### [What the task requires]
Pull every line holding the string "涨模现象" from the records below.

### [Given records]

○ ○ ○

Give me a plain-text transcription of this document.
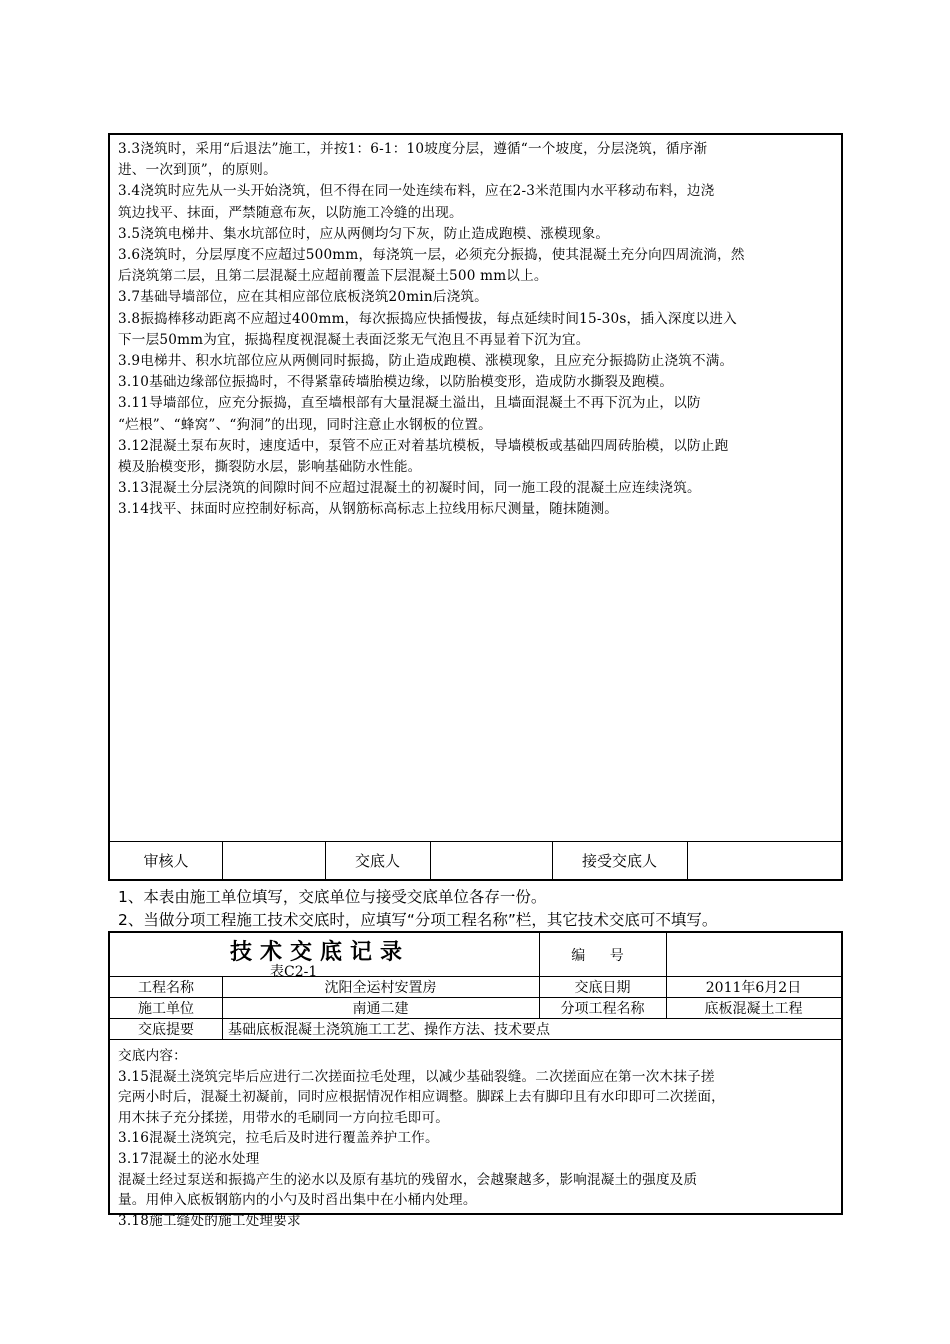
3.3浇筑时，采用“后退法”施工，并按1：6-1：10坡度分层，遵循“一个坡度，分层浇筑，循序渐
进、一次到顶”，的原则。
3.4浇筑时应先从一头开始浇筑，但不得在同一处连续布料，应在2-3米范围内水平移动布料，边浇
筑边找平、抹面，严禁随意布灰，以防施工冷缝的出现。
3.5浇筑电梯井、集水坑部位时，应从两侧均匀下灰，防止造成跑模、涨模现象。
3.6浇筑时，分层厚度不应超过500mm，每浇筑一层，必须充分振捣，使其混凝土充分向四周流淌，然
后浇筑第二层，且第二层混凝土应超前覆盖下层混凝土500 mm以上。
3.7基础导墙部位，应在其相应部位底板浇筑20min后浇筑。
3.8振捣棒移动距离不应超过400mm，每次振捣应快插慢拔，每点延续时间15-30s，插入深度以进入
下一层50mm为宜，振捣程度视混凝土表面泛浆无气泡且不再显着下沉为宜。
3.9电梯井、积水坑部位应从两侧同时振捣，防止造成跑模、涨模现象，且应充分振捣防止浇筑不满。
3.10基础边缘部位振捣时，不得紧靠砖墙胎模边缘，以防胎模变形，造成防水撕裂及跑模。
3.11导墙部位，应充分振捣，直至墙根部有大量混凝土溢出，且墙面混凝土不再下沉为止，以防
“烂根”、“蜂窝”、“狗洞”的出现，同时注意止水钢板的位置。
3.12混凝土泵布灰时，速度适中，泵管不应正对着基坑模板，导墙模板或基础四周砖胎模，以防止跑
模及胎模变形，撕裂防水层，影响基础防水性能。
3.13混凝土分层浇筑的间隙时间不应超过混凝土的初凝时间，同一施工段的混凝土应连续浇筑。
3.14找平、抹面时应控制好标高，从钢筋标高标志上拉线用标尺测量，随抹随测。
审核人	交底人	接受交底人
1、本表由施工单位填写，交底单位与接受交底单位各存一份。
2、当做分项工程施工技术交底时，应填写“分项工程名称”栏，其它技术交底可不填写。
技术交底记录
表C2-1
编 号
工程名称	沈阳全运村安置房	交底日期	2011年6月2日
施工单位	南通二建	分项工程名称	底板混凝土工程
交底提要	基础底板混凝土浇筑施工工艺、操作方法、技术要点
交底内容：
3.15混凝土浇筑完毕后应进行二次搓面拉毛处理，以减少基础裂缝。二次搓面应在第一次木抹子搓
完两小时后，混凝土初凝前，同时应根据情况作相应调整。脚踩上去有脚印且有水印即可二次搓面，
用木抹子充分揉搓，用带水的毛刷同一方向拉毛即可。
3.16混凝土浇筑完，拉毛后及时进行覆盖养护工作。
3.17混凝土的泌水处理
混凝土经过泵送和振捣产生的泌水以及原有基坑的残留水，会越聚越多，影响混凝土的强度及质
量。用伸入底板钢筋内的小勺及时舀出集中在小桶内处理。
3.18施工缝处的施工处理要求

○ ○ ○

### [Solved problem]
3.5浇筑电梯井、集水坑部位时，应从两侧均匀下灰，防止造成跑模、涨模现象。
3.9电梯井、积水坑部位应从两侧同时振捣，防止造成跑模、涨模现象，且应充分振捣防止浇筑不满。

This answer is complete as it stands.